Items from a figure collection

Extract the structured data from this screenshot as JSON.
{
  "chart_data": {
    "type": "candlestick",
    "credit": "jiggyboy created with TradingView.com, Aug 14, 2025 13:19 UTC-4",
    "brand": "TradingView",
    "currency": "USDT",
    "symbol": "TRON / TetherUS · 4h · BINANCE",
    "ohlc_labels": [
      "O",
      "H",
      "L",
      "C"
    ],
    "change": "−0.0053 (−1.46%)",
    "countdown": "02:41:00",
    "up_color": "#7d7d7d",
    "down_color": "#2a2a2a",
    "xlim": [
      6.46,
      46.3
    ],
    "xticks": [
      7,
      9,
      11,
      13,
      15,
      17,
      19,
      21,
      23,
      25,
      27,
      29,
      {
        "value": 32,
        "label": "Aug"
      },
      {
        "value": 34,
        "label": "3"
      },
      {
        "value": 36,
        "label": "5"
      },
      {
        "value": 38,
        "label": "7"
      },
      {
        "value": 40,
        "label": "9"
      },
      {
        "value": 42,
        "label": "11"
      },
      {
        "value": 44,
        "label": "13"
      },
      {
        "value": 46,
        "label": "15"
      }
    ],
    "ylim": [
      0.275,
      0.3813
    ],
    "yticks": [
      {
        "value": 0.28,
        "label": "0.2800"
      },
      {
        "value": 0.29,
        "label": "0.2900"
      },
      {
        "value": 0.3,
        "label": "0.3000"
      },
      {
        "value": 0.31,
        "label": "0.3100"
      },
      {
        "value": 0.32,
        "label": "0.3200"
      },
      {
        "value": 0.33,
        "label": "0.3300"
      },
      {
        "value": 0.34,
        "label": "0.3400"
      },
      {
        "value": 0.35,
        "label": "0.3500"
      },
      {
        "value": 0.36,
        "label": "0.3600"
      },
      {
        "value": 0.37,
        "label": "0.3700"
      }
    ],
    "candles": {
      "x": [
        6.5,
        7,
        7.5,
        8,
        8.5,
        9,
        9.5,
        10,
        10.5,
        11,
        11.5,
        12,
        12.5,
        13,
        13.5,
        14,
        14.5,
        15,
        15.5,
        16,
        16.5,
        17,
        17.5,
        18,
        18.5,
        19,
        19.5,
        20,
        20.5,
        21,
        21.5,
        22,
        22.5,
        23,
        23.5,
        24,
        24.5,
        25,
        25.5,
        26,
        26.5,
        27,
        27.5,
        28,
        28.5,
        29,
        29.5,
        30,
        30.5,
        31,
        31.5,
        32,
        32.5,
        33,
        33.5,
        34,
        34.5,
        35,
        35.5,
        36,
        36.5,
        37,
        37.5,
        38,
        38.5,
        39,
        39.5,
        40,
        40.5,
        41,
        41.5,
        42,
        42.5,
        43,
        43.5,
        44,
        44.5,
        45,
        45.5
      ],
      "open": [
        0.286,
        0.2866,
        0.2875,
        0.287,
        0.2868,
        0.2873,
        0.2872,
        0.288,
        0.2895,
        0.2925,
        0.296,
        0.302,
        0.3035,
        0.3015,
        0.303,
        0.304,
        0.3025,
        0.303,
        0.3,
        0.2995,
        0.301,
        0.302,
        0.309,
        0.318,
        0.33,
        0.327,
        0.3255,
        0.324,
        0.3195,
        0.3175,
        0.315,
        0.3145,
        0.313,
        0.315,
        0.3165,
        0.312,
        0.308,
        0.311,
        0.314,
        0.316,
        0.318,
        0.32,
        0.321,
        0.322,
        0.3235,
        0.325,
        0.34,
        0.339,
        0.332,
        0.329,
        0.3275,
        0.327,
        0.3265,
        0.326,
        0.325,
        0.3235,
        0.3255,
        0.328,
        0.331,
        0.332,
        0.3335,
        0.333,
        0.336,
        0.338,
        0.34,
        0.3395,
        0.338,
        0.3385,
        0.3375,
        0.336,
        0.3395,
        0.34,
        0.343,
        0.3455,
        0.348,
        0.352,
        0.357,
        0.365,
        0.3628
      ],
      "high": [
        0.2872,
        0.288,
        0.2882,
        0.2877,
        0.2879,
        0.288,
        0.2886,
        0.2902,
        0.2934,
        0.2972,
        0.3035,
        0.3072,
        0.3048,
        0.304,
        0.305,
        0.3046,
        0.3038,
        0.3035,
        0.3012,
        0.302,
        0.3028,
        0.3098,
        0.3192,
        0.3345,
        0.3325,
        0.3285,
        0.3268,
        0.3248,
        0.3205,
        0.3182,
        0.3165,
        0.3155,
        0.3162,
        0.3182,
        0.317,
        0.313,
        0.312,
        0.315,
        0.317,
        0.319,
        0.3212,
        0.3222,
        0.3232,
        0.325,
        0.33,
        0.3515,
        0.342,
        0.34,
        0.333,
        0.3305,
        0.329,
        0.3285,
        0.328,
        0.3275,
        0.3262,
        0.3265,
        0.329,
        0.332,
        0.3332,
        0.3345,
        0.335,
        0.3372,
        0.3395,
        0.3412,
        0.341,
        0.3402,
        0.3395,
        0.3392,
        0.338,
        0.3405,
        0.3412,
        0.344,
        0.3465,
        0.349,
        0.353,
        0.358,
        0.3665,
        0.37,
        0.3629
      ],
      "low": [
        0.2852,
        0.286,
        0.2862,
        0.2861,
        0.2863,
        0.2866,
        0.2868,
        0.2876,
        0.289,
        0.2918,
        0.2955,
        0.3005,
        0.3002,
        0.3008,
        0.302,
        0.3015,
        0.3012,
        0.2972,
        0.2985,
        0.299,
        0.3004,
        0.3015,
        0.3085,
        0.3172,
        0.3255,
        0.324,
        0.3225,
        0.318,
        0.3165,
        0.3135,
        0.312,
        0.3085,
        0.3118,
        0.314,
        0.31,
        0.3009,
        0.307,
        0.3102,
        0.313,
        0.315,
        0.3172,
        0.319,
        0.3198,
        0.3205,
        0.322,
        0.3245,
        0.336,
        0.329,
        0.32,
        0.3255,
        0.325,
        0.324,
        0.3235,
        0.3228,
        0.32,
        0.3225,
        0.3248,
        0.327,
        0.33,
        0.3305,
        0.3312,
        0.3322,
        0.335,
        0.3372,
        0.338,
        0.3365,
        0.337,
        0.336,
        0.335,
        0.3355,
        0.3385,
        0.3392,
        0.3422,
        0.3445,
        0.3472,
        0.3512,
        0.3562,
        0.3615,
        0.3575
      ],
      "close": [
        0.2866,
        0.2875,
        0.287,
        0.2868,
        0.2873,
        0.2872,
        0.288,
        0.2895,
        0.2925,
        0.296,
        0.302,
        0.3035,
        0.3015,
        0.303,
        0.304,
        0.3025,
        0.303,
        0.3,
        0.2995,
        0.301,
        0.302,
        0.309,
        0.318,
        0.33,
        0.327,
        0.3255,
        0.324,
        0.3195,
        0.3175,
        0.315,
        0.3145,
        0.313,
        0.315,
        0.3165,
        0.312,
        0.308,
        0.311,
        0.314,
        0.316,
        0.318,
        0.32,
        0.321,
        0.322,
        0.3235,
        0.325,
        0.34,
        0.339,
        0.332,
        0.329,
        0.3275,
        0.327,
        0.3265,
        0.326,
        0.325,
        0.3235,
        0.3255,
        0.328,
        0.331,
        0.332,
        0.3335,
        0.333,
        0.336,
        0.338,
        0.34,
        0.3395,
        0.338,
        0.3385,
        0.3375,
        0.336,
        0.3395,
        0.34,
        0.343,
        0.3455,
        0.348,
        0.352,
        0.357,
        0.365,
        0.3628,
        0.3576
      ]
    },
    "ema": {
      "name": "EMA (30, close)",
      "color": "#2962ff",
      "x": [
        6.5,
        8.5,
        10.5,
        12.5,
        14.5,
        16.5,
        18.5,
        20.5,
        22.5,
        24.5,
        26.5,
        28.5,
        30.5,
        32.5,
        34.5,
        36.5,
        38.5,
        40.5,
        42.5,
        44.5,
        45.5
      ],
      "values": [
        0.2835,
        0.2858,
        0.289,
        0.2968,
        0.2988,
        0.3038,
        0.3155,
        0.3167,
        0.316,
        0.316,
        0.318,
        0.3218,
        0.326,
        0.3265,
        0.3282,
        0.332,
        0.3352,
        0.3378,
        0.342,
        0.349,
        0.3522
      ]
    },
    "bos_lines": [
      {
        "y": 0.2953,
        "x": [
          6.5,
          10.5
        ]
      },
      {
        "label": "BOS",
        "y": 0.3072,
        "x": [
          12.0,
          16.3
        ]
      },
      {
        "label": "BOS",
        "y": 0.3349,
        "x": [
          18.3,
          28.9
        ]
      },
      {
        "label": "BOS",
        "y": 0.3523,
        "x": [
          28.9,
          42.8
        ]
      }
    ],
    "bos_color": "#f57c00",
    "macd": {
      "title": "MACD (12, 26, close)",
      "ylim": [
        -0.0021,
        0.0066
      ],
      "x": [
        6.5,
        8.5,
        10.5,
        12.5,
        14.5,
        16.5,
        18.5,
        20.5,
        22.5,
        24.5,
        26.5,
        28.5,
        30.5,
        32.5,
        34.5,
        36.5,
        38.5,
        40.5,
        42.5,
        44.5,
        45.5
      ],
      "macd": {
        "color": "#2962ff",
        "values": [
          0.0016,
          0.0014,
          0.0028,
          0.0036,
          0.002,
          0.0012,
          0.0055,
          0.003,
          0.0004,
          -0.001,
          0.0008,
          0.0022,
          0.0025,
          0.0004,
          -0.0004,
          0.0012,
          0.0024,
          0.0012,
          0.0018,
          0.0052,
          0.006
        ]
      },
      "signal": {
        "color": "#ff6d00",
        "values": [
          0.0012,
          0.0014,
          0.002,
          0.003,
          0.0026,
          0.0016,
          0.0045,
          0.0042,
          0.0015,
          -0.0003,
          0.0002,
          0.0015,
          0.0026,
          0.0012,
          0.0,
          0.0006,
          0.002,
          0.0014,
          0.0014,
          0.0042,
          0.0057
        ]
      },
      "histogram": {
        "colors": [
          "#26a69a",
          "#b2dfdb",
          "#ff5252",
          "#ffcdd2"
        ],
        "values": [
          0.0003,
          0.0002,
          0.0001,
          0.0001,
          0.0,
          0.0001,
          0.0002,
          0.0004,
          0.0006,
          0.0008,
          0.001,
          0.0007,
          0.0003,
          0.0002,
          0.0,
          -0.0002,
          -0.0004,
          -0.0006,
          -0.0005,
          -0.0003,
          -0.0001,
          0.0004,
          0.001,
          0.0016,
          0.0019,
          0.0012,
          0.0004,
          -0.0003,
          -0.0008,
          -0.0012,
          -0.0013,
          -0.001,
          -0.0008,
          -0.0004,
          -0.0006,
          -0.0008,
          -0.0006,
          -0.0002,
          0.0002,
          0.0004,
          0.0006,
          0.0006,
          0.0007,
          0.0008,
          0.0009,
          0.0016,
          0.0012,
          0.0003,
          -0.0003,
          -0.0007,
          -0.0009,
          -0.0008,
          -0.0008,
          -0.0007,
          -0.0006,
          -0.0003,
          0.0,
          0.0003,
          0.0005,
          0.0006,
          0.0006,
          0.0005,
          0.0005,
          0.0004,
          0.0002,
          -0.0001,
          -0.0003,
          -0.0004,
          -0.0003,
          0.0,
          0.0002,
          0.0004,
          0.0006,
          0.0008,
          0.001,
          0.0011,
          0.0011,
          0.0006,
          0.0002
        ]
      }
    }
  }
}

# Written task
Pick out each line containing "close" and report it.

# Answer to this exercise
      "close": [
      "name": "EMA (30, close)",
      "title": "MACD (12, 26, close)",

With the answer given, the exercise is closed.